**WHAT TO DO**
Set down all of the data exactly as it appears.

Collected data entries
══════
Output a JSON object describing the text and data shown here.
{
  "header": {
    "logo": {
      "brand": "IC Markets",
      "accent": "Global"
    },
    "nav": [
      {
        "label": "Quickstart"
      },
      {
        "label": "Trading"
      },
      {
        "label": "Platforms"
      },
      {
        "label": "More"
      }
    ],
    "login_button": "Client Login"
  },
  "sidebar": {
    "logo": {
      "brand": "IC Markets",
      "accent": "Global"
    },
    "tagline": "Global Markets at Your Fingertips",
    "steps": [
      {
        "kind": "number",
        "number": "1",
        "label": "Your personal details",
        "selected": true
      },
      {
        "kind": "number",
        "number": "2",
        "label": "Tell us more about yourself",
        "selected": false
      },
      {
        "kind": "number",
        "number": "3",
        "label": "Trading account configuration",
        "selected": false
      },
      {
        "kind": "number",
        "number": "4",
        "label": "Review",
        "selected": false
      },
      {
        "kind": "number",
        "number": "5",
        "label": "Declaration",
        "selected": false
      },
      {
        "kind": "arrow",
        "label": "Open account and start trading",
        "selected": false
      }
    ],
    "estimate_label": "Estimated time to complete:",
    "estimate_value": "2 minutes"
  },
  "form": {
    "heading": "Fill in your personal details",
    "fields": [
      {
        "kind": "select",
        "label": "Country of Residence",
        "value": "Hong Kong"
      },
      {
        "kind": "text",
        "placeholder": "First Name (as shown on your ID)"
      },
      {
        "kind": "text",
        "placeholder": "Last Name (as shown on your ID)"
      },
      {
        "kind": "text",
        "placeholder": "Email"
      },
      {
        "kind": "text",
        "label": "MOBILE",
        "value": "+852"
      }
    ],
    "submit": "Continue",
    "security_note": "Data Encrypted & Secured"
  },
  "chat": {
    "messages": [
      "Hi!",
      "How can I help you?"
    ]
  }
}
══════
**WRITTEN SOLUTION**
Output a JSON object describing the text and data shown here.
{
  "header": {
    "logo": {
      "brand": "IC Markets",
      "accent": "Global"
    },
    "nav": [
      {
        "label": "Quickstart"
      },
      {
        "label": "Trading"
      },
      {
        "label": "Platforms"
      },
      {
        "label": "More"
      }
    ],
    "login_button": "Client Login"
  },
  "sidebar": {
    "logo": {
      "brand": "IC Markets",
      "accent": "Global"
    },
    "tagline": "Global Markets at Your Fingertips",
    "steps": [
      {
        "kind": "number",
        "number": "1",
        "label": "Your personal details",
        "selected": true
      },
      {
        "kind": "number",
        "number": "2",
        "label": "Tell us more about yourself",
        "selected": false
      },
      {
        "kind": "number",
        "number": "3",
        "label": "Trading account configuration",
        "selected": false
      },
      {
        "kind": "number",
        "number": "4",
        "label": "Review",
        "selected": false
      },
      {
        "kind": "number",
        "number": "5",
        "label": "Declaration",
        "selected": false
      },
      {
        "kind": "arrow",
        "label": "Open account and start trading",
        "selected": false
      }
    ],
    "estimate_label": "Estimated time to complete:",
    "estimate_value": "2 minutes"
  },
  "form": {
    "heading": "Fill in your personal details",
    "fields": [
      {
        "kind": "select",
        "label": "Country of Residence",
        "value": "Hong Kong"
      },
      {
        "kind": "text",
        "placeholder": "First Name (as shown on your ID)"
      },
      {
        "kind": "text",
        "placeholder": "Last Name (as shown on your ID)"
      },
      {
        "kind": "text",
        "placeholder": "Email"
      },
      {
        "kind": "text",
        "label": "MOBILE",
        "value": "+852"
      }
    ],
    "submit": "Continue",
    "security_note": "Data Encrypted & Secured"
  },
  "chat": {
    "messages": [
      "Hi!",
      "How can I help you?"
    ]
  }
}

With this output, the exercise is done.